* _SHORT EXERCISE A_:
In the records below, copy out everything from the line containing "red-soldier-piece[interactable]: 兵 <box>441" down to the line containing "red-chariot-piece[interactable]: 车 <box>281", both included.

-------- PASSAGE TO READ --------

So, an RV dealer has a "boom time" from the end of May through when school starts again. His business is literally "billowing out of the walls". Then, Labor Day comes, the kids go back to school and his service lot is a "ghost town". All of those service techs he hired to support "someone else's customers", all of those service bays he built to take care of people who bought elsewhere, all of the tools and parts supply he invested in to "service the competetion's sales profits" What does he do? Lay off workers, pay unemployment, pay taxes on the unsold inventory of parts, watch his newly constructed building sit empty and unused until next Memorial Day....

It's not like the Ford service department or the GM service department where people bring vehicles in for year round work, our RV's sit in our back yard from first snowfall until it all melts and the dealer's investment sits "dormant" as well.

I'm not justifying a "poor attitude" that some dealerships display when they tell you, "No, you didn't buy it here, I won't service it" I am saying that I can understand why he tells his customers that did buy from him that he will take care of them before he abandons them for an "outsider".

If RVing were a "year round" evenly distributed business, I would expect that there would be the same "ability to service" in January as in July, but it's not that way.

In fact, the two local RV dealerships close in early December and don't reopen until "the tax man cometh" on April 15th. The "big" RV center, TC RV in Traverse City also closes on the same schedule. They are now advertising their "Grand Re-Opening" on April 15th.

-------- DATASET RECORDS --------

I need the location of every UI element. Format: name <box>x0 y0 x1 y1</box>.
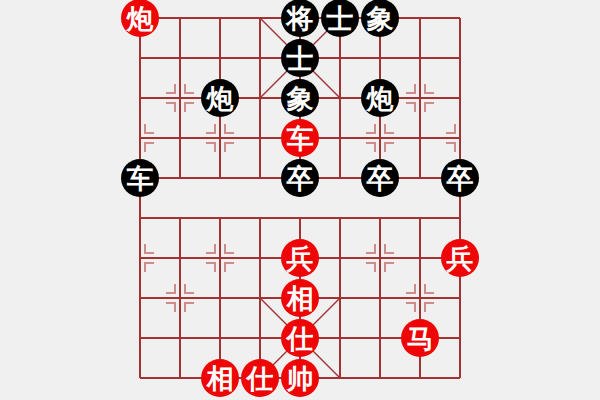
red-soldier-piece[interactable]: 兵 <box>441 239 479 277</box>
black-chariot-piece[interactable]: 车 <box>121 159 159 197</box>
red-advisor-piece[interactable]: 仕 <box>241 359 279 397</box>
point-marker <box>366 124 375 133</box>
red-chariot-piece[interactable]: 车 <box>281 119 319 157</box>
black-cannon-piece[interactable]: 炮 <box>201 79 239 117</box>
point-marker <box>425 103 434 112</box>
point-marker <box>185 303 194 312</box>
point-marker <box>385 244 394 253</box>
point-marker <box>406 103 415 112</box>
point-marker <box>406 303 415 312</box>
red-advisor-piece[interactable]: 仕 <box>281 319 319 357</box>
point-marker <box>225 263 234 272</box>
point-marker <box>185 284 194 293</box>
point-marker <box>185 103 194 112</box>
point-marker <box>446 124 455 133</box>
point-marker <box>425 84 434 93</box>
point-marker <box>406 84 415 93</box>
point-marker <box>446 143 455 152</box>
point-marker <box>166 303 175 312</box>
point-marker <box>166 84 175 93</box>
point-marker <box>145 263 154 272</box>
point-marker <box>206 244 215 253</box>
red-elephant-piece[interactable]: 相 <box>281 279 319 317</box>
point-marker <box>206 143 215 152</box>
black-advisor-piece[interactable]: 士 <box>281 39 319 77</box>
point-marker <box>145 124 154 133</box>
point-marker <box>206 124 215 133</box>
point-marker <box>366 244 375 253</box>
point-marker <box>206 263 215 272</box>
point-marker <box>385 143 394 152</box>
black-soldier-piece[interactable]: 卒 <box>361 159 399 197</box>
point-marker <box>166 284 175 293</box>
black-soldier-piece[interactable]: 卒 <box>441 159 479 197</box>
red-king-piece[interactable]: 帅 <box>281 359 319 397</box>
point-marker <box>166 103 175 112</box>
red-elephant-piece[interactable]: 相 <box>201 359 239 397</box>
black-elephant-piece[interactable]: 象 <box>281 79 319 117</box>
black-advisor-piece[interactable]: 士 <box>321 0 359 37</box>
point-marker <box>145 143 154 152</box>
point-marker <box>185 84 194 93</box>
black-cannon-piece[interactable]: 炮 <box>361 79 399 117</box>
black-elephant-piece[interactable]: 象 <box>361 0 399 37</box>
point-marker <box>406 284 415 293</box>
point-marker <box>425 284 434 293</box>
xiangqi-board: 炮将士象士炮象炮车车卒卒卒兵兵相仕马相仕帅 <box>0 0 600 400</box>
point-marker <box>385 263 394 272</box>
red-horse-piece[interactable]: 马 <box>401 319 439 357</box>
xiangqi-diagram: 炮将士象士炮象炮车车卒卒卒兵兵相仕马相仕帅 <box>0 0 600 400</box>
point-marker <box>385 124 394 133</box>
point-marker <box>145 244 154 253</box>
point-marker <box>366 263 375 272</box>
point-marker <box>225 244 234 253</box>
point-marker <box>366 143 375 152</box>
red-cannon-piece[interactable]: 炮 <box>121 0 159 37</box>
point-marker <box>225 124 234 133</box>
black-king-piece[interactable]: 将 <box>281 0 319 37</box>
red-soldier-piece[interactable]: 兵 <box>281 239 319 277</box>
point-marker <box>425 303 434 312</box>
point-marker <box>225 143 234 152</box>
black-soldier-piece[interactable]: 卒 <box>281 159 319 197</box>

--------

* _SHORT EXERCISE B_:
In the passage about RV dealers, on what date is TC RV in Traverse City advertising its "Grand Re-Opening"?

* _FULL RESPONSE A_:
red-soldier-piece[interactable]: 兵 <box>441 239 479 277</box>
black-chariot-piece[interactable]: 车 <box>121 159 159 197</box>
red-advisor-piece[interactable]: 仕 <box>241 359 279 397</box>
point-marker <box>366 124 375 133</box>
red-chariot-piece[interactable]: 车 <box>281 119 319 157</box>

* _FULL RESPONSE B_:
April 15th.